##### Record set

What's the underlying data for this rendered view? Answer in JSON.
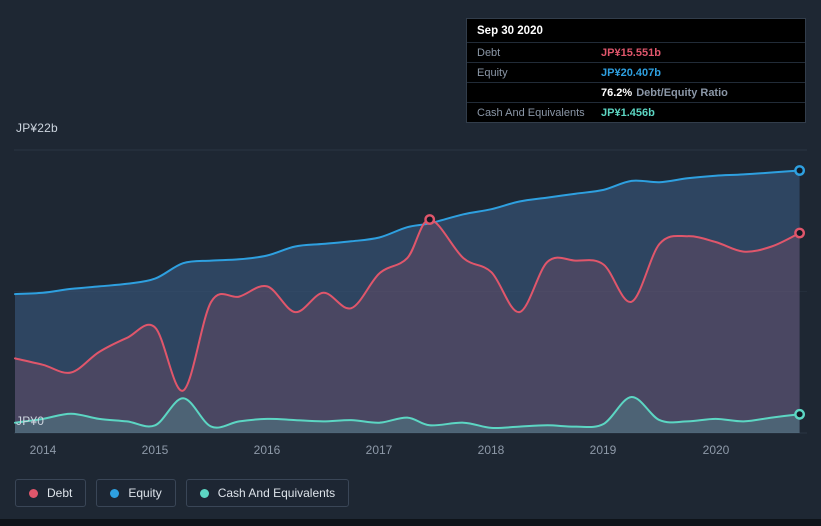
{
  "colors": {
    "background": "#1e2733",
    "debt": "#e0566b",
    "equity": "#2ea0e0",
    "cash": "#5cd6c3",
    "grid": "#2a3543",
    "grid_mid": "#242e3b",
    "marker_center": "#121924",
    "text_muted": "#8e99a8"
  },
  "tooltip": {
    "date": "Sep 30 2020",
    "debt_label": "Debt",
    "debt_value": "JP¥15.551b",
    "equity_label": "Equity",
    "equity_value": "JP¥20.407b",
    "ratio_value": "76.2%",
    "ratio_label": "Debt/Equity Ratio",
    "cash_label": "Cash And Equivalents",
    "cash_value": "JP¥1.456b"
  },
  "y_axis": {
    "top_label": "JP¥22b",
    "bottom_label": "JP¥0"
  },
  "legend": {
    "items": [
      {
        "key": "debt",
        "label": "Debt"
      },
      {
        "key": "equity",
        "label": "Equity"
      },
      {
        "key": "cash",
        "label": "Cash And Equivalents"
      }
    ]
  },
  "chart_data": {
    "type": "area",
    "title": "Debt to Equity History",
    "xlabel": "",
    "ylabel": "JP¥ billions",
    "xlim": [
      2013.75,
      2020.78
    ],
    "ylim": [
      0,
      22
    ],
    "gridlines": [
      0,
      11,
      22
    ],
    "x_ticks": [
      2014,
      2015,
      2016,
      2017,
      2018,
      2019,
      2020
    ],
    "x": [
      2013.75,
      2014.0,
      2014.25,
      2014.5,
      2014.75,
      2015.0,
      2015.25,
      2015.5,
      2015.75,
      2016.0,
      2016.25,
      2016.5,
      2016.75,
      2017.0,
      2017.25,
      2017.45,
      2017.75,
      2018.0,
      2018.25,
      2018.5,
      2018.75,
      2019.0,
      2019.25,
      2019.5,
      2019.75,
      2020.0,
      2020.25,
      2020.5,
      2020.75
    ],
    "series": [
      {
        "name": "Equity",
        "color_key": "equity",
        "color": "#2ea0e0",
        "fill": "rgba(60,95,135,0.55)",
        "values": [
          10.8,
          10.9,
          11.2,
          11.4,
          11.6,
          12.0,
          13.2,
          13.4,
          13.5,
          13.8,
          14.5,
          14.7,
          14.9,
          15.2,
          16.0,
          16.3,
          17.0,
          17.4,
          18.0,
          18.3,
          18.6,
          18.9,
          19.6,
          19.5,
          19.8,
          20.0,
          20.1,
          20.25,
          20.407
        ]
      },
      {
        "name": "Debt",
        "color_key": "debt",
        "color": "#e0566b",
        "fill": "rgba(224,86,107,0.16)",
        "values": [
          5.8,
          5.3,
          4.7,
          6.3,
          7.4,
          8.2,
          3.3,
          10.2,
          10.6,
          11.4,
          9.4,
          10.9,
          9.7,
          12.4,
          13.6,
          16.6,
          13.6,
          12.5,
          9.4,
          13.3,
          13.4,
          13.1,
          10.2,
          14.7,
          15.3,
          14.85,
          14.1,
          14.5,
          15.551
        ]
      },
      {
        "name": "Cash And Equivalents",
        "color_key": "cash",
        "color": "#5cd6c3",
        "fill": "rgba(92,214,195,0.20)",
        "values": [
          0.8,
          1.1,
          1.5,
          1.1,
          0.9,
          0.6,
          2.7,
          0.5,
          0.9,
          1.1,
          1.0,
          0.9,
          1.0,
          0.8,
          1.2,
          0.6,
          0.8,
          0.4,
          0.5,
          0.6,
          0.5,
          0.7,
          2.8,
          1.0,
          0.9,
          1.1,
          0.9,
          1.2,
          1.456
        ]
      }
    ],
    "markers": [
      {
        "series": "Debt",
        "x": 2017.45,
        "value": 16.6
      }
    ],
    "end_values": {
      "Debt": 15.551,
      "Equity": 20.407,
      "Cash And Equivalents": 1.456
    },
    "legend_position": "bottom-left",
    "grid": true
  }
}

##########
##### Record set

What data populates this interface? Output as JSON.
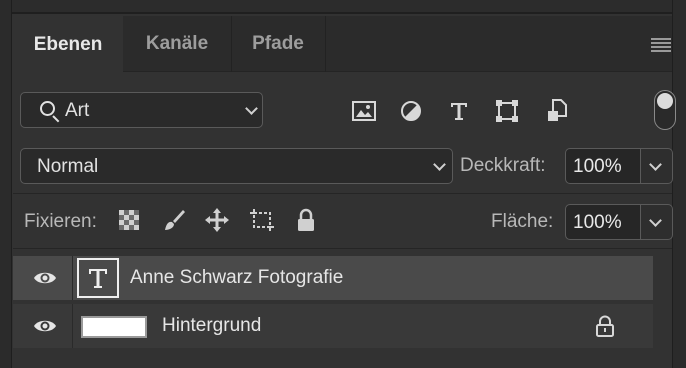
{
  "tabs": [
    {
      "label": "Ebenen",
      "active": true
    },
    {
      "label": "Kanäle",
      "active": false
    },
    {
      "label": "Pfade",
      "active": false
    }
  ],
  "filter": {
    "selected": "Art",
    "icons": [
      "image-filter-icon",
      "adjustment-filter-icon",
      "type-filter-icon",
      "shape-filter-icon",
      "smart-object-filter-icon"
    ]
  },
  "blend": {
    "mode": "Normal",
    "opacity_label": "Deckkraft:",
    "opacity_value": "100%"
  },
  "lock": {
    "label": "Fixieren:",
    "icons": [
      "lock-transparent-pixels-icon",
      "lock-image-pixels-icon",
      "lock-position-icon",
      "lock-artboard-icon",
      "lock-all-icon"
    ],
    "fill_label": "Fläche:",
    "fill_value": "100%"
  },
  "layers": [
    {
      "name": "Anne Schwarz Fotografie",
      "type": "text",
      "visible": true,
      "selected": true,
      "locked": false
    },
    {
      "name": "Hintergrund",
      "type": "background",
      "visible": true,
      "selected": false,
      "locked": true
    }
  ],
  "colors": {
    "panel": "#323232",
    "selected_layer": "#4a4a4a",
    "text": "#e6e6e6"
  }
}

##########

▸ **What is asked**:
Select, from the listing, all lines that include the word "name".

▸ **Solution to this exercise**:
        "name": "Equity",
        "name": "Debt",
        "name": "Cash And Equivalents",
      "name": "Anne Schwarz Fotografie",
      "name": "Hintergrund",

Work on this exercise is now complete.